Stored entries:
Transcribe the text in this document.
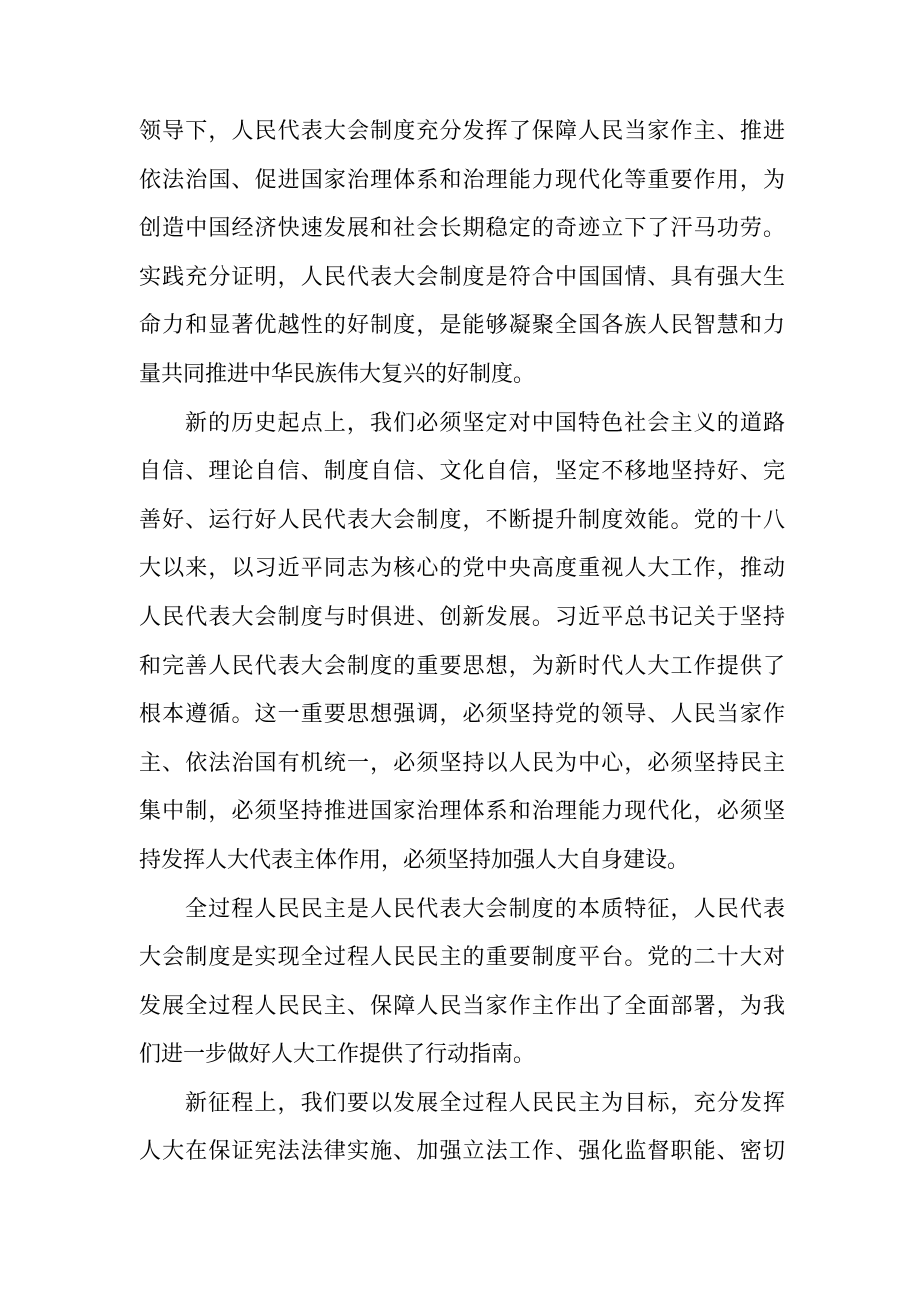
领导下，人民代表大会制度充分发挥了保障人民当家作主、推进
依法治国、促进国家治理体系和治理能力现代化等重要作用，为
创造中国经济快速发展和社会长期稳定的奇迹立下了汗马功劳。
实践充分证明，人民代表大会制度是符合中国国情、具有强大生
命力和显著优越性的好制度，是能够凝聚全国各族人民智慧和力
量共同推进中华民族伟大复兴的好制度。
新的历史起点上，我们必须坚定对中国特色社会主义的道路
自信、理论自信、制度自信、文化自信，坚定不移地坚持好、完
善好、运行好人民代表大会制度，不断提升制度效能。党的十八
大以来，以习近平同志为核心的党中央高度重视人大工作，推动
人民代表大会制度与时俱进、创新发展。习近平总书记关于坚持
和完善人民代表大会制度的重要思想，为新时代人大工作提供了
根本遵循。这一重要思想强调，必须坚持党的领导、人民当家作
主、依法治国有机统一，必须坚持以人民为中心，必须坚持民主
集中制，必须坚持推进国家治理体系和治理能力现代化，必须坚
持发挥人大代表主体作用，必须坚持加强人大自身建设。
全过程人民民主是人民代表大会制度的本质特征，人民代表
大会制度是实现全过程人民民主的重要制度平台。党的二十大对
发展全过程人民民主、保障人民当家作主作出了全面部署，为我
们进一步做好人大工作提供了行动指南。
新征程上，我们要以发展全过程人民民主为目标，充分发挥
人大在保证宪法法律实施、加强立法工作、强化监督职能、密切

Given request: Give back every line exactly as it stands, pictures excluded.

Full answer:
Transcribe the text in this document.
领导下，人民代表大会制度充分发挥了保障人民当家作主、推进
依法治国、促进国家治理体系和治理能力现代化等重要作用，为
创造中国经济快速发展和社会长期稳定的奇迹立下了汗马功劳。
实践充分证明，人民代表大会制度是符合中国国情、具有强大生
命力和显著优越性的好制度，是能够凝聚全国各族人民智慧和力
量共同推进中华民族伟大复兴的好制度。
新的历史起点上，我们必须坚定对中国特色社会主义的道路
自信、理论自信、制度自信、文化自信，坚定不移地坚持好、完
善好、运行好人民代表大会制度，不断提升制度效能。党的十八
大以来，以习近平同志为核心的党中央高度重视人大工作，推动
人民代表大会制度与时俱进、创新发展。习近平总书记关于坚持
和完善人民代表大会制度的重要思想，为新时代人大工作提供了
根本遵循。这一重要思想强调，必须坚持党的领导、人民当家作
主、依法治国有机统一，必须坚持以人民为中心，必须坚持民主
集中制，必须坚持推进国家治理体系和治理能力现代化，必须坚
持发挥人大代表主体作用，必须坚持加强人大自身建设。
全过程人民民主是人民代表大会制度的本质特征，人民代表
大会制度是实现全过程人民民主的重要制度平台。党的二十大对
发展全过程人民民主、保障人民当家作主作出了全面部署，为我
们进一步做好人大工作提供了行动指南。
新征程上，我们要以发展全过程人民民主为目标，充分发挥
人大在保证宪法法律实施、加强立法工作、强化监督职能、密切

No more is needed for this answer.